**WORK TO COMPLETE:** Make an exact copy of the entries below with the pictures removed.

(Excerpt from a dataset)
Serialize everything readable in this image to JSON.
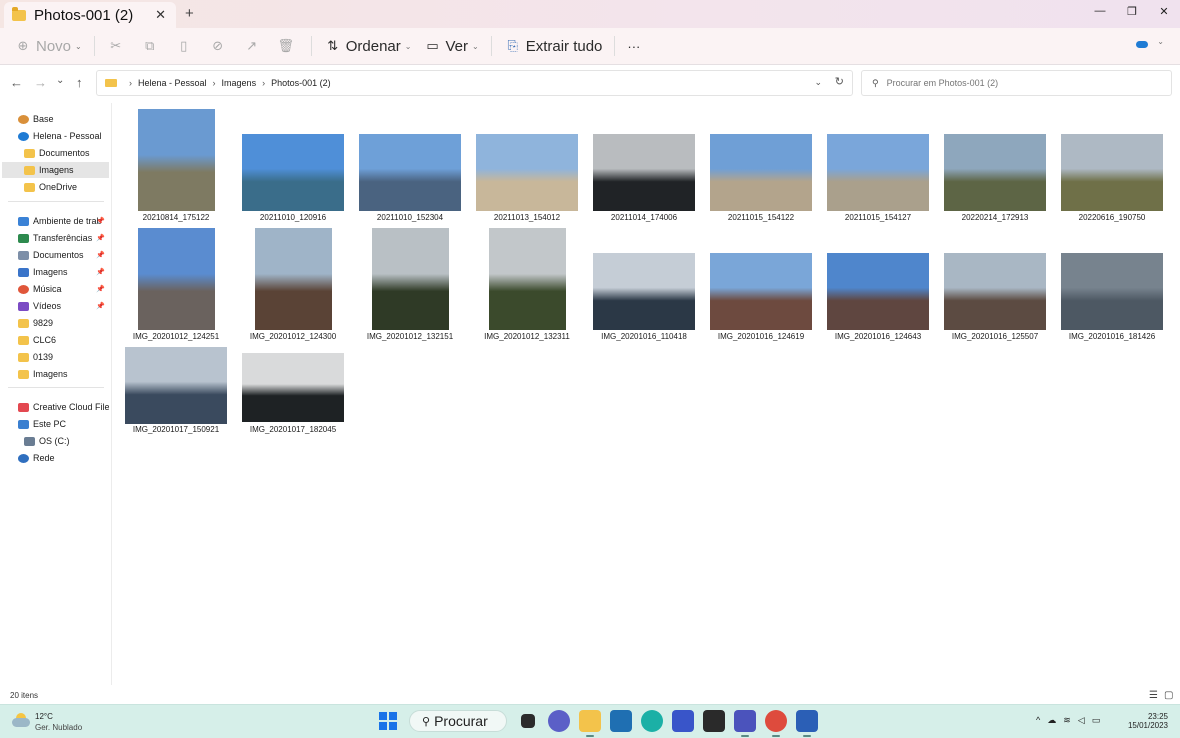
{
  "window": {
    "tab_title": "Photos-001 (2)",
    "tab_close": "✕",
    "new_tab": "+",
    "minimize": "—",
    "maximize": "❐",
    "close": "✕"
  },
  "toolbar": {
    "new_label": "Novo",
    "sort_label": "Ordenar",
    "view_label": "Ver",
    "extract_label": "Extrair tudo",
    "more_label": "···"
  },
  "nav": {
    "back": "←",
    "forward": "→",
    "recent": "⌄",
    "up": "↑"
  },
  "address": {
    "crumbs": [
      "Helena - Pessoal",
      "Imagens",
      "Photos-001 (2)"
    ],
    "search_placeholder": "Procurar em Photos-001 (2)"
  },
  "sidebar": {
    "items": [
      {
        "label": "Base",
        "icon": "home-icon"
      },
      {
        "label": "Helena - Pessoal",
        "icon": "onedrive-icon"
      },
      {
        "label": "Documentos",
        "icon": "folder-icon"
      },
      {
        "label": "Imagens",
        "icon": "folder-icon"
      },
      {
        "label": "OneDrive",
        "icon": "folder-icon"
      },
      {
        "label": "Ambiente de trab",
        "icon": "desktop-icon"
      },
      {
        "label": "Transferências",
        "icon": "download-icon"
      },
      {
        "label": "Documentos",
        "icon": "documents-icon"
      },
      {
        "label": "Imagens",
        "icon": "pictures-icon"
      },
      {
        "label": "Música",
        "icon": "music-icon"
      },
      {
        "label": "Vídeos",
        "icon": "videos-icon"
      },
      {
        "label": "9829",
        "icon": "folder-icon"
      },
      {
        "label": "CLC6",
        "icon": "folder-icon"
      },
      {
        "label": "0139",
        "icon": "folder-icon"
      },
      {
        "label": "Imagens",
        "icon": "folder-icon"
      },
      {
        "label": "Creative Cloud Files",
        "icon": "creative-cloud-icon"
      },
      {
        "label": "Este PC",
        "icon": "pc-icon"
      },
      {
        "label": "OS (C:)",
        "icon": "drive-icon"
      },
      {
        "label": "Rede",
        "icon": "network-icon"
      }
    ]
  },
  "files": [
    {
      "name": "20210814_175122",
      "colors": [
        "#6a9ad1",
        "#7e7a62"
      ]
    },
    {
      "name": "20211010_120916",
      "colors": [
        "#4f8fd8",
        "#3a6d8a"
      ]
    },
    {
      "name": "20211010_152304",
      "colors": [
        "#6ea0d8",
        "#4a6380"
      ]
    },
    {
      "name": "20211013_154012",
      "colors": [
        "#8fb4dc",
        "#c8b79a"
      ]
    },
    {
      "name": "20211014_174006",
      "colors": [
        "#b9bcbf",
        "#202326"
      ]
    },
    {
      "name": "20211015_154122",
      "colors": [
        "#6f9fd6",
        "#b3a48c"
      ]
    },
    {
      "name": "20211015_154127",
      "colors": [
        "#7aa6da",
        "#aaa08c"
      ]
    },
    {
      "name": "20220214_172913",
      "colors": [
        "#8ea7bd",
        "#5d6545"
      ]
    },
    {
      "name": "20220616_190750",
      "colors": [
        "#aeb9c4",
        "#6f7048"
      ]
    },
    {
      "name": "IMG_20201012_124251",
      "colors": [
        "#5a8cd0",
        "#6a625e"
      ]
    },
    {
      "name": "IMG_20201012_124300",
      "colors": [
        "#9fb4c8",
        "#5a4336"
      ]
    },
    {
      "name": "IMG_20201012_132151",
      "colors": [
        "#b9c0c5",
        "#2f3a26"
      ]
    },
    {
      "name": "IMG_20201012_132311",
      "colors": [
        "#c2c7ca",
        "#3b4a2c"
      ]
    },
    {
      "name": "IMG_20201016_110418",
      "colors": [
        "#c5cdd6",
        "#2b3846"
      ]
    },
    {
      "name": "IMG_20201016_124619",
      "colors": [
        "#7aa6d8",
        "#6d4a3f"
      ]
    },
    {
      "name": "IMG_20201016_124643",
      "colors": [
        "#4f86cc",
        "#5f4640"
      ]
    },
    {
      "name": "IMG_20201016_125507",
      "colors": [
        "#a9b7c4",
        "#5c4b42"
      ]
    },
    {
      "name": "IMG_20201016_181426",
      "colors": [
        "#77838e",
        "#4d5863"
      ]
    },
    {
      "name": "IMG_20201017_150921",
      "colors": [
        "#b8c3cf",
        "#3a4a5e"
      ]
    },
    {
      "name": "IMG_20201017_182045",
      "colors": [
        "#d9dadb",
        "#1e2224"
      ]
    }
  ],
  "status": {
    "count": "20 itens"
  },
  "taskbar": {
    "temperature": "12°C",
    "weather": "Ger. Nublado",
    "search_label": "Procurar",
    "time": "23:25",
    "date": "15/01/2023"
  }
}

**ANSWER:**
Serialize everything readable in this image to JSON.
{
  "window": {
    "tab_title": "Photos-001 (2)",
    "tab_close": "✕",
    "new_tab": "+",
    "minimize": "—",
    "maximize": "❐",
    "close": "✕"
  },
  "toolbar": {
    "new_label": "Novo",
    "sort_label": "Ordenar",
    "view_label": "Ver",
    "extract_label": "Extrair tudo",
    "more_label": "···"
  },
  "nav": {
    "back": "←",
    "forward": "→",
    "recent": "⌄",
    "up": "↑"
  },
  "address": {
    "crumbs": [
      "Helena - Pessoal",
      "Imagens",
      "Photos-001 (2)"
    ],
    "search_placeholder": "Procurar em Photos-001 (2)"
  },
  "sidebar": {
    "items": [
      {
        "label": "Base",
        "icon": "home-icon"
      },
      {
        "label": "Helena - Pessoal",
        "icon": "onedrive-icon"
      },
      {
        "label": "Documentos",
        "icon": "folder-icon"
      },
      {
        "label": "Imagens",
        "icon": "folder-icon"
      },
      {
        "label": "OneDrive",
        "icon": "folder-icon"
      },
      {
        "label": "Ambiente de trab",
        "icon": "desktop-icon"
      },
      {
        "label": "Transferências",
        "icon": "download-icon"
      },
      {
        "label": "Documentos",
        "icon": "documents-icon"
      },
      {
        "label": "Imagens",
        "icon": "pictures-icon"
      },
      {
        "label": "Música",
        "icon": "music-icon"
      },
      {
        "label": "Vídeos",
        "icon": "videos-icon"
      },
      {
        "label": "9829",
        "icon": "folder-icon"
      },
      {
        "label": "CLC6",
        "icon": "folder-icon"
      },
      {
        "label": "0139",
        "icon": "folder-icon"
      },
      {
        "label": "Imagens",
        "icon": "folder-icon"
      },
      {
        "label": "Creative Cloud Files",
        "icon": "creative-cloud-icon"
      },
      {
        "label": "Este PC",
        "icon": "pc-icon"
      },
      {
        "label": "OS (C:)",
        "icon": "drive-icon"
      },
      {
        "label": "Rede",
        "icon": "network-icon"
      }
    ]
  },
  "files": [
    {
      "name": "20210814_175122",
      "colors": [
        "#6a9ad1",
        "#7e7a62"
      ]
    },
    {
      "name": "20211010_120916",
      "colors": [
        "#4f8fd8",
        "#3a6d8a"
      ]
    },
    {
      "name": "20211010_152304",
      "colors": [
        "#6ea0d8",
        "#4a6380"
      ]
    },
    {
      "name": "20211013_154012",
      "colors": [
        "#8fb4dc",
        "#c8b79a"
      ]
    },
    {
      "name": "20211014_174006",
      "colors": [
        "#b9bcbf",
        "#202326"
      ]
    },
    {
      "name": "20211015_154122",
      "colors": [
        "#6f9fd6",
        "#b3a48c"
      ]
    },
    {
      "name": "20211015_154127",
      "colors": [
        "#7aa6da",
        "#aaa08c"
      ]
    },
    {
      "name": "20220214_172913",
      "colors": [
        "#8ea7bd",
        "#5d6545"
      ]
    },
    {
      "name": "20220616_190750",
      "colors": [
        "#aeb9c4",
        "#6f7048"
      ]
    },
    {
      "name": "IMG_20201012_124251",
      "colors": [
        "#5a8cd0",
        "#6a625e"
      ]
    },
    {
      "name": "IMG_20201012_124300",
      "colors": [
        "#9fb4c8",
        "#5a4336"
      ]
    },
    {
      "name": "IMG_20201012_132151",
      "colors": [
        "#b9c0c5",
        "#2f3a26"
      ]
    },
    {
      "name": "IMG_20201012_132311",
      "colors": [
        "#c2c7ca",
        "#3b4a2c"
      ]
    },
    {
      "name": "IMG_20201016_110418",
      "colors": [
        "#c5cdd6",
        "#2b3846"
      ]
    },
    {
      "name": "IMG_20201016_124619",
      "colors": [
        "#7aa6d8",
        "#6d4a3f"
      ]
    },
    {
      "name": "IMG_20201016_124643",
      "colors": [
        "#4f86cc",
        "#5f4640"
      ]
    },
    {
      "name": "IMG_20201016_125507",
      "colors": [
        "#a9b7c4",
        "#5c4b42"
      ]
    },
    {
      "name": "IMG_20201016_181426",
      "colors": [
        "#77838e",
        "#4d5863"
      ]
    },
    {
      "name": "IMG_20201017_150921",
      "colors": [
        "#b8c3cf",
        "#3a4a5e"
      ]
    },
    {
      "name": "IMG_20201017_182045",
      "colors": [
        "#d9dadb",
        "#1e2224"
      ]
    }
  ],
  "status": {
    "count": "20 itens"
  },
  "taskbar": {
    "temperature": "12°C",
    "weather": "Ger. Nublado",
    "search_label": "Procurar",
    "time": "23:25",
    "date": "15/01/2023"
  }
}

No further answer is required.